DATA PROVIDED start

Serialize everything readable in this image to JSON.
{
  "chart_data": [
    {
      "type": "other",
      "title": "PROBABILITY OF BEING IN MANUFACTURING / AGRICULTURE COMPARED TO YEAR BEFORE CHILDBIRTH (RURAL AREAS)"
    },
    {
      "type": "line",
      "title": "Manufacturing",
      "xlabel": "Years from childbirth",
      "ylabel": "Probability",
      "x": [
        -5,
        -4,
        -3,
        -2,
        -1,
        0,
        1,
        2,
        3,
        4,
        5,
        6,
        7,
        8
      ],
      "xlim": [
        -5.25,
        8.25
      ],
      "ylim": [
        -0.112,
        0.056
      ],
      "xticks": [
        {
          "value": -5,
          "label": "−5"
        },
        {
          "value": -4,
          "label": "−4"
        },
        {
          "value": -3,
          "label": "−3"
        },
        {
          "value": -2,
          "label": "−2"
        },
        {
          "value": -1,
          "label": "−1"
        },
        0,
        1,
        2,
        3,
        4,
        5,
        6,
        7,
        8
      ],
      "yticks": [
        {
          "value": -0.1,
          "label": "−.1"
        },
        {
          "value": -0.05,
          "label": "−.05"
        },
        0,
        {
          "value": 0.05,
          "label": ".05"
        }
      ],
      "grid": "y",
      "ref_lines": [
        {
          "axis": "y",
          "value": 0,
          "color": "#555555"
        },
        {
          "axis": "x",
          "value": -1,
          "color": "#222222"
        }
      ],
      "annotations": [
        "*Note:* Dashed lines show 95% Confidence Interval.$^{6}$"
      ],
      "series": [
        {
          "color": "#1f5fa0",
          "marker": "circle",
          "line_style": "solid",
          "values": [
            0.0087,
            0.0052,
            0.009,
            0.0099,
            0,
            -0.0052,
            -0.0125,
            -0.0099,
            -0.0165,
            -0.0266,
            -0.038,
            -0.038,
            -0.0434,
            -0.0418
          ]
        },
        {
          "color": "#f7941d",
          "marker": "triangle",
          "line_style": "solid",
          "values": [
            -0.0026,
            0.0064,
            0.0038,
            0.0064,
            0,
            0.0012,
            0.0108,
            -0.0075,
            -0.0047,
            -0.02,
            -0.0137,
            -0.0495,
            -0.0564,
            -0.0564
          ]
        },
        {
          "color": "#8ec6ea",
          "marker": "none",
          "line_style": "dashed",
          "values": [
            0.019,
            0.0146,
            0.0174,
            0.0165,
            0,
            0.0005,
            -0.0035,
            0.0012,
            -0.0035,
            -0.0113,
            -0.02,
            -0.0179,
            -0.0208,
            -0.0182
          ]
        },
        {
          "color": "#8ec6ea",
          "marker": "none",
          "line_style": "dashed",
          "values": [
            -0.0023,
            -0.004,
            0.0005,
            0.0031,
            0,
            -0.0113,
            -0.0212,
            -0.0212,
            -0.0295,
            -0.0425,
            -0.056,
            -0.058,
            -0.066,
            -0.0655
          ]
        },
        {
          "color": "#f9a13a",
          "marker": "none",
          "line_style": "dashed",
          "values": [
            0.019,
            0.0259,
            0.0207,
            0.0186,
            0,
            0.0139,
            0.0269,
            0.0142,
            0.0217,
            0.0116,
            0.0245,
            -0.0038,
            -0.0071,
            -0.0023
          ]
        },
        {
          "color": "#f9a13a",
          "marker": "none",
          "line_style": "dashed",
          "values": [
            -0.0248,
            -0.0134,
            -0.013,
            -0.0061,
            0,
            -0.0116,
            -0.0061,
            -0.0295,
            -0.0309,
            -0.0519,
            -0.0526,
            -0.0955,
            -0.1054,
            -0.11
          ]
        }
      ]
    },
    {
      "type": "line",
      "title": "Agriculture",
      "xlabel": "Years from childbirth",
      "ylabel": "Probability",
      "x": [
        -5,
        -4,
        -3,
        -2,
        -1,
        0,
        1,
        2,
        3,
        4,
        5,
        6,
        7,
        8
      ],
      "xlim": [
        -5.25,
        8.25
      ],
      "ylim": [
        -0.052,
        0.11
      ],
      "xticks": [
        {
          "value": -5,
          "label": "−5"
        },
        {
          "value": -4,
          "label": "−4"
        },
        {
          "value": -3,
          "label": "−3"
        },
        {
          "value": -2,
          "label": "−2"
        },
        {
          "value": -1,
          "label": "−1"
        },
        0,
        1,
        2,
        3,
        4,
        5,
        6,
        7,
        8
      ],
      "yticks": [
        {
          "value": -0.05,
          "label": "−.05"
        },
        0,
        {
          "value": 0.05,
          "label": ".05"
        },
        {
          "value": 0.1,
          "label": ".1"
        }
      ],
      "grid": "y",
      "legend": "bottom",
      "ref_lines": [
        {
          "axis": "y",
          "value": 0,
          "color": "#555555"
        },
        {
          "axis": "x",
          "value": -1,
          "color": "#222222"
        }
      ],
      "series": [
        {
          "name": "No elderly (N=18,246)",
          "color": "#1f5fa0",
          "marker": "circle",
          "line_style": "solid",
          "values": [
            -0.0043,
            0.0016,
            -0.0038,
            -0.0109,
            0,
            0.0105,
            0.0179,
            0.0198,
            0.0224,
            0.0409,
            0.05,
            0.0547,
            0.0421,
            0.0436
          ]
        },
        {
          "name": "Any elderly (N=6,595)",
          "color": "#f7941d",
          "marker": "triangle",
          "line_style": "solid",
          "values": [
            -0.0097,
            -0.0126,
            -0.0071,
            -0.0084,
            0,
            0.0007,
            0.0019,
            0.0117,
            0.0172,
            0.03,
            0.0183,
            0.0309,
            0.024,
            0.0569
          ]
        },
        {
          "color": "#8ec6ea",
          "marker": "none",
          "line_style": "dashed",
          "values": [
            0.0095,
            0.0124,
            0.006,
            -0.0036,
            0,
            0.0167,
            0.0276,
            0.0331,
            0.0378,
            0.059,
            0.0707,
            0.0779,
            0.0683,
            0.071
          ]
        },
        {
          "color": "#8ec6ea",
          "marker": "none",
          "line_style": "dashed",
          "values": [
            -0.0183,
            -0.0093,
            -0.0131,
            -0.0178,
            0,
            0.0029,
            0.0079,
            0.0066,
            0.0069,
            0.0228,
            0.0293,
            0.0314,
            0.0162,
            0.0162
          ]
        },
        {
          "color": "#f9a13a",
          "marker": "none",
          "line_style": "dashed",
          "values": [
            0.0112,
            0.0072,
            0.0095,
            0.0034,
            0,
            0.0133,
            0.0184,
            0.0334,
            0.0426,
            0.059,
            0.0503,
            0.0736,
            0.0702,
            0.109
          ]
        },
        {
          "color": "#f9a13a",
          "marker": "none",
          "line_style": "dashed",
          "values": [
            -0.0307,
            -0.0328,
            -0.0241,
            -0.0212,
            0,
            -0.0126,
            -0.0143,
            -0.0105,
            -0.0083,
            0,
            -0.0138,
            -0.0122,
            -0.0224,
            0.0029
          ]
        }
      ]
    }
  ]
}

DATA PROVIDED end

■ REQUIRED WORK: Give all the entries again exactly; leave none out.

■ EXERCISE RESULT:
Serialize everything readable in this image to JSON.
{
  "chart_data": [
    {
      "type": "other",
      "title": "PROBABILITY OF BEING IN MANUFACTURING / AGRICULTURE COMPARED TO YEAR BEFORE CHILDBIRTH (RURAL AREAS)"
    },
    {
      "type": "line",
      "title": "Manufacturing",
      "xlabel": "Years from childbirth",
      "ylabel": "Probability",
      "x": [
        -5,
        -4,
        -3,
        -2,
        -1,
        0,
        1,
        2,
        3,
        4,
        5,
        6,
        7,
        8
      ],
      "xlim": [
        -5.25,
        8.25
      ],
      "ylim": [
        -0.112,
        0.056
      ],
      "xticks": [
        {
          "value": -5,
          "label": "−5"
        },
        {
          "value": -4,
          "label": "−4"
        },
        {
          "value": -3,
          "label": "−3"
        },
        {
          "value": -2,
          "label": "−2"
        },
        {
          "value": -1,
          "label": "−1"
        },
        0,
        1,
        2,
        3,
        4,
        5,
        6,
        7,
        8
      ],
      "yticks": [
        {
          "value": -0.1,
          "label": "−.1"
        },
        {
          "value": -0.05,
          "label": "−.05"
        },
        0,
        {
          "value": 0.05,
          "label": ".05"
        }
      ],
      "grid": "y",
      "ref_lines": [
        {
          "axis": "y",
          "value": 0,
          "color": "#555555"
        },
        {
          "axis": "x",
          "value": -1,
          "color": "#222222"
        }
      ],
      "annotations": [
        "*Note:* Dashed lines show 95% Confidence Interval.$^{6}$"
      ],
      "series": [
        {
          "color": "#1f5fa0",
          "marker": "circle",
          "line_style": "solid",
          "values": [
            0.0087,
            0.0052,
            0.009,
            0.0099,
            0,
            -0.0052,
            -0.0125,
            -0.0099,
            -0.0165,
            -0.0266,
            -0.038,
            -0.038,
            -0.0434,
            -0.0418
          ]
        },
        {
          "color": "#f7941d",
          "marker": "triangle",
          "line_style": "solid",
          "values": [
            -0.0026,
            0.0064,
            0.0038,
            0.0064,
            0,
            0.0012,
            0.0108,
            -0.0075,
            -0.0047,
            -0.02,
            -0.0137,
            -0.0495,
            -0.0564,
            -0.0564
          ]
        },
        {
          "color": "#8ec6ea",
          "marker": "none",
          "line_style": "dashed",
          "values": [
            0.019,
            0.0146,
            0.0174,
            0.0165,
            0,
            0.0005,
            -0.0035,
            0.0012,
            -0.0035,
            -0.0113,
            -0.02,
            -0.0179,
            -0.0208,
            -0.0182
          ]
        },
        {
          "color": "#8ec6ea",
          "marker": "none",
          "line_style": "dashed",
          "values": [
            -0.0023,
            -0.004,
            0.0005,
            0.0031,
            0,
            -0.0113,
            -0.0212,
            -0.0212,
            -0.0295,
            -0.0425,
            -0.056,
            -0.058,
            -0.066,
            -0.0655
          ]
        },
        {
          "color": "#f9a13a",
          "marker": "none",
          "line_style": "dashed",
          "values": [
            0.019,
            0.0259,
            0.0207,
            0.0186,
            0,
            0.0139,
            0.0269,
            0.0142,
            0.0217,
            0.0116,
            0.0245,
            -0.0038,
            -0.0071,
            -0.0023
          ]
        },
        {
          "color": "#f9a13a",
          "marker": "none",
          "line_style": "dashed",
          "values": [
            -0.0248,
            -0.0134,
            -0.013,
            -0.0061,
            0,
            -0.0116,
            -0.0061,
            -0.0295,
            -0.0309,
            -0.0519,
            -0.0526,
            -0.0955,
            -0.1054,
            -0.11
          ]
        }
      ]
    },
    {
      "type": "line",
      "title": "Agriculture",
      "xlabel": "Years from childbirth",
      "ylabel": "Probability",
      "x": [
        -5,
        -4,
        -3,
        -2,
        -1,
        0,
        1,
        2,
        3,
        4,
        5,
        6,
        7,
        8
      ],
      "xlim": [
        -5.25,
        8.25
      ],
      "ylim": [
        -0.052,
        0.11
      ],
      "xticks": [
        {
          "value": -5,
          "label": "−5"
        },
        {
          "value": -4,
          "label": "−4"
        },
        {
          "value": -3,
          "label": "−3"
        },
        {
          "value": -2,
          "label": "−2"
        },
        {
          "value": -1,
          "label": "−1"
        },
        0,
        1,
        2,
        3,
        4,
        5,
        6,
        7,
        8
      ],
      "yticks": [
        {
          "value": -0.05,
          "label": "−.05"
        },
        0,
        {
          "value": 0.05,
          "label": ".05"
        },
        {
          "value": 0.1,
          "label": ".1"
        }
      ],
      "grid": "y",
      "legend": "bottom",
      "ref_lines": [
        {
          "axis": "y",
          "value": 0,
          "color": "#555555"
        },
        {
          "axis": "x",
          "value": -1,
          "color": "#222222"
        }
      ],
      "series": [
        {
          "name": "No elderly (N=18,246)",
          "color": "#1f5fa0",
          "marker": "circle",
          "line_style": "solid",
          "values": [
            -0.0043,
            0.0016,
            -0.0038,
            -0.0109,
            0,
            0.0105,
            0.0179,
            0.0198,
            0.0224,
            0.0409,
            0.05,
            0.0547,
            0.0421,
            0.0436
          ]
        },
        {
          "name": "Any elderly (N=6,595)",
          "color": "#f7941d",
          "marker": "triangle",
          "line_style": "solid",
          "values": [
            -0.0097,
            -0.0126,
            -0.0071,
            -0.0084,
            0,
            0.0007,
            0.0019,
            0.0117,
            0.0172,
            0.03,
            0.0183,
            0.0309,
            0.024,
            0.0569
          ]
        },
        {
          "color": "#8ec6ea",
          "marker": "none",
          "line_style": "dashed",
          "values": [
            0.0095,
            0.0124,
            0.006,
            -0.0036,
            0,
            0.0167,
            0.0276,
            0.0331,
            0.0378,
            0.059,
            0.0707,
            0.0779,
            0.0683,
            0.071
          ]
        },
        {
          "color": "#8ec6ea",
          "marker": "none",
          "line_style": "dashed",
          "values": [
            -0.0183,
            -0.0093,
            -0.0131,
            -0.0178,
            0,
            0.0029,
            0.0079,
            0.0066,
            0.0069,
            0.0228,
            0.0293,
            0.0314,
            0.0162,
            0.0162
          ]
        },
        {
          "color": "#f9a13a",
          "marker": "none",
          "line_style": "dashed",
          "values": [
            0.0112,
            0.0072,
            0.0095,
            0.0034,
            0,
            0.0133,
            0.0184,
            0.0334,
            0.0426,
            0.059,
            0.0503,
            0.0736,
            0.0702,
            0.109
          ]
        },
        {
          "color": "#f9a13a",
          "marker": "none",
          "line_style": "dashed",
          "values": [
            -0.0307,
            -0.0328,
            -0.0241,
            -0.0212,
            0,
            -0.0126,
            -0.0143,
            -0.0105,
            -0.0083,
            0,
            -0.0138,
            -0.0122,
            -0.0224,
            0.0029
          ]
        }
      ]
    }
  ]
}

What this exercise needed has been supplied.